● What to work on
Write out each record again exactly as it stands.
** Start of Exercise input **
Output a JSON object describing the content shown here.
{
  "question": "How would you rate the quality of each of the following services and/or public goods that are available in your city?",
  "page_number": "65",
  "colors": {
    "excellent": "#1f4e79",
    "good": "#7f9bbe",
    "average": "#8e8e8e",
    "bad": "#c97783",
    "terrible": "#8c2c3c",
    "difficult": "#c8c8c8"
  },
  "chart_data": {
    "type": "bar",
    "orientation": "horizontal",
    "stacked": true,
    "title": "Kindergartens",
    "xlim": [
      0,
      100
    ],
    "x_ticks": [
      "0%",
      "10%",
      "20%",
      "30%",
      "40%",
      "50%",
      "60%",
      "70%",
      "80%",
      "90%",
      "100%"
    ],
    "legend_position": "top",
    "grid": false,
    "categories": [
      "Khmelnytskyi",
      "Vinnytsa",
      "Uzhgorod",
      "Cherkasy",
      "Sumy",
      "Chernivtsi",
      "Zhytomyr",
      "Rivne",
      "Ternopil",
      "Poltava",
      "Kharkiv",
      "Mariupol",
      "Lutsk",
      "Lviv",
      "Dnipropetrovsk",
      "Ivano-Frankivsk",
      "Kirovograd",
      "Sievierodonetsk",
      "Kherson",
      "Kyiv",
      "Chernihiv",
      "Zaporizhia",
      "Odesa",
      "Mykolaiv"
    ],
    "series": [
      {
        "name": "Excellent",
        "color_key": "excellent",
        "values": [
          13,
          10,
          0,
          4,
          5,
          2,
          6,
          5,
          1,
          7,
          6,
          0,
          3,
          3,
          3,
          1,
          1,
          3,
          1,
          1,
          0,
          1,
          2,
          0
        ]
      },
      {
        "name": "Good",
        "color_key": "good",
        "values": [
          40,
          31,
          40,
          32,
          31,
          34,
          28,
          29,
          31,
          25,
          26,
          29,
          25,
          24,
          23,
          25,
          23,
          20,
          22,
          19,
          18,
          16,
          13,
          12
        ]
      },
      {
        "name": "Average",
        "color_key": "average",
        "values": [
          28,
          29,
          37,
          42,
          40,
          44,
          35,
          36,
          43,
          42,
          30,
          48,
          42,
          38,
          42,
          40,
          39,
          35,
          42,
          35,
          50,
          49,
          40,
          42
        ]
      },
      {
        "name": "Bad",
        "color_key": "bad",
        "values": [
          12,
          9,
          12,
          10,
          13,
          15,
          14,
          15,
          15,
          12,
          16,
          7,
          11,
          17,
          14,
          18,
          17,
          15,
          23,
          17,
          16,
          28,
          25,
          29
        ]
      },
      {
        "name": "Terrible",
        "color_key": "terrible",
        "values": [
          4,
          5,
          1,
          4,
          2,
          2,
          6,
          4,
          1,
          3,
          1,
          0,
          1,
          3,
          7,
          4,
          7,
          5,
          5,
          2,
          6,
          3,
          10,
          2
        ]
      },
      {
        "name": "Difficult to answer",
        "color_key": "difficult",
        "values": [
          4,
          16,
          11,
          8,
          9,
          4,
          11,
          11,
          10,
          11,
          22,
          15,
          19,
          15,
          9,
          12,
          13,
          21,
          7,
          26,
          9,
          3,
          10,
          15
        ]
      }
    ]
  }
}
** End of Exercise input **
● Response below
Output a JSON object describing the content shown here.
{
  "question": "How would you rate the quality of each of the following services and/or public goods that are available in your city?",
  "page_number": "65",
  "colors": {
    "excellent": "#1f4e79",
    "good": "#7f9bbe",
    "average": "#8e8e8e",
    "bad": "#c97783",
    "terrible": "#8c2c3c",
    "difficult": "#c8c8c8"
  },
  "chart_data": {
    "type": "bar",
    "orientation": "horizontal",
    "stacked": true,
    "title": "Kindergartens",
    "xlim": [
      0,
      100
    ],
    "x_ticks": [
      "0%",
      "10%",
      "20%",
      "30%",
      "40%",
      "50%",
      "60%",
      "70%",
      "80%",
      "90%",
      "100%"
    ],
    "legend_position": "top",
    "grid": false,
    "categories": [
      "Khmelnytskyi",
      "Vinnytsa",
      "Uzhgorod",
      "Cherkasy",
      "Sumy",
      "Chernivtsi",
      "Zhytomyr",
      "Rivne",
      "Ternopil",
      "Poltava",
      "Kharkiv",
      "Mariupol",
      "Lutsk",
      "Lviv",
      "Dnipropetrovsk",
      "Ivano-Frankivsk",
      "Kirovograd",
      "Sievierodonetsk",
      "Kherson",
      "Kyiv",
      "Chernihiv",
      "Zaporizhia",
      "Odesa",
      "Mykolaiv"
    ],
    "series": [
      {
        "name": "Excellent",
        "color_key": "excellent",
        "values": [
          13,
          10,
          0,
          4,
          5,
          2,
          6,
          5,
          1,
          7,
          6,
          0,
          3,
          3,
          3,
          1,
          1,
          3,
          1,
          1,
          0,
          1,
          2,
          0
        ]
      },
      {
        "name": "Good",
        "color_key": "good",
        "values": [
          40,
          31,
          40,
          32,
          31,
          34,
          28,
          29,
          31,
          25,
          26,
          29,
          25,
          24,
          23,
          25,
          23,
          20,
          22,
          19,
          18,
          16,
          13,
          12
        ]
      },
      {
        "name": "Average",
        "color_key": "average",
        "values": [
          28,
          29,
          37,
          42,
          40,
          44,
          35,
          36,
          43,
          42,
          30,
          48,
          42,
          38,
          42,
          40,
          39,
          35,
          42,
          35,
          50,
          49,
          40,
          42
        ]
      },
      {
        "name": "Bad",
        "color_key": "bad",
        "values": [
          12,
          9,
          12,
          10,
          13,
          15,
          14,
          15,
          15,
          12,
          16,
          7,
          11,
          17,
          14,
          18,
          17,
          15,
          23,
          17,
          16,
          28,
          25,
          29
        ]
      },
      {
        "name": "Terrible",
        "color_key": "terrible",
        "values": [
          4,
          5,
          1,
          4,
          2,
          2,
          6,
          4,
          1,
          3,
          1,
          0,
          1,
          3,
          7,
          4,
          7,
          5,
          5,
          2,
          6,
          3,
          10,
          2
        ]
      },
      {
        "name": "Difficult to answer",
        "color_key": "difficult",
        "values": [
          4,
          16,
          11,
          8,
          9,
          4,
          11,
          11,
          10,
          11,
          22,
          15,
          19,
          15,
          9,
          12,
          13,
          21,
          7,
          26,
          9,
          3,
          10,
          15
        ]
      }
    ]
  }
}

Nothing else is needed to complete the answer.